> What to do
All of the material below is to be returned exactly.

-- START OF Record list --

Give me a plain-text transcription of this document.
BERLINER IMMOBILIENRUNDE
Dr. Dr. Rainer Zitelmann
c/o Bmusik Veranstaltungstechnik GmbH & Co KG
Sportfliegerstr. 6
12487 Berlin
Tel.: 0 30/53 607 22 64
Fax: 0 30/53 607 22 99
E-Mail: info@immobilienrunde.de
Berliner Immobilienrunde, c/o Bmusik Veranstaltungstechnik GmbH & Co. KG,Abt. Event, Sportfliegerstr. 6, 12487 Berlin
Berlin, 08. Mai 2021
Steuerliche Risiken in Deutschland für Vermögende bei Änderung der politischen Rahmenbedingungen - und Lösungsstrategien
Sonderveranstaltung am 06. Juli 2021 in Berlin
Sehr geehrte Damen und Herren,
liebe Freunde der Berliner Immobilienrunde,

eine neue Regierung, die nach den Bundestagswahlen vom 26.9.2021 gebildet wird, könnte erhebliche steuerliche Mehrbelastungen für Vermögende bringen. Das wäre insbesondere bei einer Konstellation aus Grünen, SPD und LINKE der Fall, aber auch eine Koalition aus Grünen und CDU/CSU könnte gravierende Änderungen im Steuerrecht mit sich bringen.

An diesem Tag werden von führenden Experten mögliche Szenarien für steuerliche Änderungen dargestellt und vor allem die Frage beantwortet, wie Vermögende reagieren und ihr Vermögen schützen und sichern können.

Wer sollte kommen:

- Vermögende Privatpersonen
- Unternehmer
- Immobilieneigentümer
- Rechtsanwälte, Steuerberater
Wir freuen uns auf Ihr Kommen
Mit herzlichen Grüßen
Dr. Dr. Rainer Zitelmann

-- END OF Record list --

> Response for this exercise
Give me a plain-text transcription of this document.
BERLINER IMMOBILIENRUNDE
Dr. Dr. Rainer Zitelmann
c/o Bmusik Veranstaltungstechnik GmbH & Co KG
Sportfliegerstr. 6
12487 Berlin
Tel.: 0 30/53 607 22 64
Fax: 0 30/53 607 22 99
E-Mail: info@immobilienrunde.de
Berliner Immobilienrunde, c/o Bmusik Veranstaltungstechnik GmbH & Co. KG,Abt. Event, Sportfliegerstr. 6, 12487 Berlin
Berlin, 08. Mai 2021
Steuerliche Risiken in Deutschland für Vermögende bei Änderung der politischen Rahmenbedingungen - und Lösungsstrategien
Sonderveranstaltung am 06. Juli 2021 in Berlin
Sehr geehrte Damen und Herren,
liebe Freunde der Berliner Immobilienrunde,

eine neue Regierung, die nach den Bundestagswahlen vom 26.9.2021 gebildet wird, könnte erhebliche steuerliche Mehrbelastungen für Vermögende bringen. Das wäre insbesondere bei einer Konstellation aus Grünen, SPD und LINKE der Fall, aber auch eine Koalition aus Grünen und CDU/CSU könnte gravierende Änderungen im Steuerrecht mit sich bringen.

An diesem Tag werden von führenden Experten mögliche Szenarien für steuerliche Änderungen dargestellt und vor allem die Frage beantwortet, wie Vermögende reagieren und ihr Vermögen schützen und sichern können.

Wer sollte kommen:

- Vermögende Privatpersonen
- Unternehmer
- Immobilieneigentümer
- Rechtsanwälte, Steuerberater
Wir freuen uns auf Ihr Kommen
Mit herzlichen Grüßen
Dr. Dr. Rainer Zitelmann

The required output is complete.